Но я уверен, что и это не начало, не первый листок нашего космического календаря. Уверен, что нет вообще этого первого листка, потому что как только существо, которое мы вправе назвать человеком, увидело поднятую вихрем листву, парящую птицу, Луну или звезду, так мгновенно родилась у этого существа мечта о полете. Она родилась вместе с человеком и вместе с ним умрет. Сколько просуществует род людской – столько ей жить.

Согласитесь, вряд ли творец (или творцы?) великой индийской эпопеи «Рамаяна» читал глиняные таблички Ниневийской библиотеки. Их разделяет двадцать пять веков, но герой «Рамаяны» Сампати тоже летает и тоже описывает лежащую где-то далеко внизу Землю: «Леса под нами походили на ковры из дерна… Горы казались нам рассыпанными камнями, реки как ремни, опоясывающие землю… Гимават, Виндия и сам Меру – гигантские горы – казались слонами, находящимися в болоте». В народном эпосе «Калевала», этой жемчужине мировой фольклористики, сравнение со слонами в болоте невозможно: слонов не было в холодных скалах Карелии, но и там стремятся на небо, похищают Луну и Солнце. А за тысячи километров от неведомой ему финской области Похьолы герой арабских сказок Синдбад-мореход летал на спине человека из племени счастливцев, у которых каждую весну отрастали крылья (везет же людям). И хотя был Синдбад великим мореплавателем и объездил полсвета, вряд ли он подсказал великому персидскому и таджикскому поэту Абуль Касиму Фирдоуси один из сюжетов «Шахнаме», в котором шах Кей-Каус, составив упряжку из четырех орлов, летит завоевывать небо, Луну и Солнце.

 

 

Монголы в своих сказаниях зажгли на небе созвездие Большой Медведицы. Эти самые звезды похищает ведьма в ту переполненную приключениями «Ночь перед рождеством», которую подарил нам Николай Васильевич Гоголь. Положительный Конек-горбунок ничего не ворует, просто резвится на Луне, а заботливый добрый молодец в одной из русских сказок едет по цареву приказу на небо разузнать, отчего солнце три дня не светит.

Перечислять подобные примеры можно долго. Взгляните на географию этих цитат и ссылок: Индия, Карелия, Ближний Восток, Северная Африка, Монголия, Иран, Россия, – нет такого народа, в сказках которого как-то и зачем-то не летали бы люди. Мечта о полете – мечта безграничная не только в том смысле, что безгранично пространство ее воплощения, но и в том, что она не знает границ земных: государственных, этнических, языковых.

☆ ☆ ☆ ☆ ☆

- [ЗАДАНИЯ]
1. Определите, соответствуют ли тексту о мечте о полете утверждения ниже. На каждое ответьте «да» или «нет» и приведите точную цитату из текста, которая это решает.
(a) Сампати, герой «Рамаяны», говорит, что горы казались рассыпанными камнями.
(b) В «Калевале» встречается сравнение со слонами в болоте.
(c) В одном из сюжетов «Шахнаме» шах Кей-Каус летит на упряжке из четырех орлов.
2. Перепишите без изменений отрывок из текста о мечте о полете, начиная со слов «Монголы в своих» и заканчивая словами «дня не светит.».

Записи ограничивающих рамок:
☆ ☆ ☆ ☆ ☆

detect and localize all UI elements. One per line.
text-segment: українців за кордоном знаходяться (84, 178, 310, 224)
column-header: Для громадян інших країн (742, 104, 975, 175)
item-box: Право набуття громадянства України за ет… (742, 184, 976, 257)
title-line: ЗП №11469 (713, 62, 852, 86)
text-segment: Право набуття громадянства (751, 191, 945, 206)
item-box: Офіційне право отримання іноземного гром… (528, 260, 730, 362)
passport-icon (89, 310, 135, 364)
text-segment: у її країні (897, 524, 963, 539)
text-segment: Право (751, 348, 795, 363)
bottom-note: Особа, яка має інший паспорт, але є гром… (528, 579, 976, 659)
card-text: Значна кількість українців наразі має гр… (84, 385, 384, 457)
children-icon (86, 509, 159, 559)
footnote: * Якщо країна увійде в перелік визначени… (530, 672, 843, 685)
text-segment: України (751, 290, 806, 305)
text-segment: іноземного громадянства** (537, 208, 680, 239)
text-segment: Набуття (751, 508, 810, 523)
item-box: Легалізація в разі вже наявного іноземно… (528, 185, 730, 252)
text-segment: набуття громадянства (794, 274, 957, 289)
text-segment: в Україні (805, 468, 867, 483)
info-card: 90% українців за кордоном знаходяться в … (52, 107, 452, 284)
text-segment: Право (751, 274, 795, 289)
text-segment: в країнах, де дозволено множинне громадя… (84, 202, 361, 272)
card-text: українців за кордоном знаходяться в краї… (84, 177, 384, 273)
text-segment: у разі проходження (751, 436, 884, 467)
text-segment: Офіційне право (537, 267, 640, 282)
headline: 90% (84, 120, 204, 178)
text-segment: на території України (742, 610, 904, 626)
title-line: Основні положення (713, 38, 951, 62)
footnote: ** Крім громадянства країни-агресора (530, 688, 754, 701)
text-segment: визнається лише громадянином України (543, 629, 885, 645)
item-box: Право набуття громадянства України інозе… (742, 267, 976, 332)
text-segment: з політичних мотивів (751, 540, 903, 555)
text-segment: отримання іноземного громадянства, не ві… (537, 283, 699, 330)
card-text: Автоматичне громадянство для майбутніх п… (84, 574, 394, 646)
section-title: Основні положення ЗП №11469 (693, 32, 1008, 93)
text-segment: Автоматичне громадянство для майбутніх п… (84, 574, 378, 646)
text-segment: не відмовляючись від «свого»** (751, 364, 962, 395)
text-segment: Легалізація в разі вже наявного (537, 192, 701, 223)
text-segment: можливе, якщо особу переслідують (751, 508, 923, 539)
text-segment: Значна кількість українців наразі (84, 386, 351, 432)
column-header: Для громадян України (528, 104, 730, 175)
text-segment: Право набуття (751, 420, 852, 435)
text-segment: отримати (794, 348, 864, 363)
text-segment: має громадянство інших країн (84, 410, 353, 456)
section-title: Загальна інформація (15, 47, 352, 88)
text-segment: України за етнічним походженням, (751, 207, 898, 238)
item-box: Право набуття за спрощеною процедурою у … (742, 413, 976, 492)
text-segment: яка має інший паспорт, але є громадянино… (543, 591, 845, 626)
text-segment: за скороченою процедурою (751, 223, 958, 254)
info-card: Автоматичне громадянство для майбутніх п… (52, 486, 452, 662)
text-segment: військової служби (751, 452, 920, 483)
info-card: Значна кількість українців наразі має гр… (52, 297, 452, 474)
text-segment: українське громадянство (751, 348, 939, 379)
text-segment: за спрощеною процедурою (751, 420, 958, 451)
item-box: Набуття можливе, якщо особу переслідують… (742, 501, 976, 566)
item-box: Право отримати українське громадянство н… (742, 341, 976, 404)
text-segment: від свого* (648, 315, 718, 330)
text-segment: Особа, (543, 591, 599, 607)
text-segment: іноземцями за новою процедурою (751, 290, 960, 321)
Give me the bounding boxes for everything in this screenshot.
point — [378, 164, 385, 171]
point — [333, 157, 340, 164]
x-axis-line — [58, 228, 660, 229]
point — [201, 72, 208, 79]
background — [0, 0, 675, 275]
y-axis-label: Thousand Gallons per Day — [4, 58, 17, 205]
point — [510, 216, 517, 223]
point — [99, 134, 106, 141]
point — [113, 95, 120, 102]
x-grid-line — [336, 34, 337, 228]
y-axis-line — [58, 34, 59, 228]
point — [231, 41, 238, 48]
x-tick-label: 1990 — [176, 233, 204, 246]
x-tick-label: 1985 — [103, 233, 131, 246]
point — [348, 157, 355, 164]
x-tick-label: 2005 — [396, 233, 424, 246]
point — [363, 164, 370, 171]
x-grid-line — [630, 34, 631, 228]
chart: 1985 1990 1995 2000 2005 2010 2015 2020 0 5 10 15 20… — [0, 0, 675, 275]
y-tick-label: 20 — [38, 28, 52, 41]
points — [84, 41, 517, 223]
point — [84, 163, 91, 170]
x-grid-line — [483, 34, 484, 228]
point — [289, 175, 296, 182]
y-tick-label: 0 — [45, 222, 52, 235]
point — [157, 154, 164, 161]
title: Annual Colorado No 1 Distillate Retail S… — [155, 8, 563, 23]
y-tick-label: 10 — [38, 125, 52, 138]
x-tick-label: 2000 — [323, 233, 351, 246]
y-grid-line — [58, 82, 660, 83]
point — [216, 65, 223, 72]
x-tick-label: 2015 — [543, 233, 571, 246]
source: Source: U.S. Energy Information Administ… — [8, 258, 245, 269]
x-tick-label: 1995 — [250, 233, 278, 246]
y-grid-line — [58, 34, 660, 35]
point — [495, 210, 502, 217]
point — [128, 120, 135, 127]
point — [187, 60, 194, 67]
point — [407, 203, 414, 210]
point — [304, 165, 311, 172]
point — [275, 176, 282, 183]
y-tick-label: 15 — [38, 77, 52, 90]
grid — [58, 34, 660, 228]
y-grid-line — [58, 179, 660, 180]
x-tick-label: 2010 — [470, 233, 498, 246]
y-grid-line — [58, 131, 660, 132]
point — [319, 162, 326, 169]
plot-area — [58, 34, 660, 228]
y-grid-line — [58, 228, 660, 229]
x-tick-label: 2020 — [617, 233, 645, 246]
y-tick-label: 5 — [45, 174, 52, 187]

☆ ☆ ☆ ☆ ☆

- [ОТВЕТЫ К ЗАДАНИЯМ]
1.
(a) Да: «Горы казались нам рассыпанными камнями».
(b) Нет: «сравнение со слонами в болоте невозможно».
(c) Да: «шах Кей-Каус, составив упряжку из четырех орлов, летит завоевывать небо, Луну и Солнце».

2.
Монголы в своих сказаниях зажгли на небе созвездие Большой Медведицы. Эти самые звезды похищает ведьма в ту переполненную приключениями «Ночь перед рождеством», которую подарил нам Николай Васильевич Гоголь. Положительный Конек-горбунок ничего не ворует, просто резвится на Луне, а заботливый добрый молодец в одной из русских сказок едет по цареву приказу на небо разузнать, отчего солнце три дня не светит.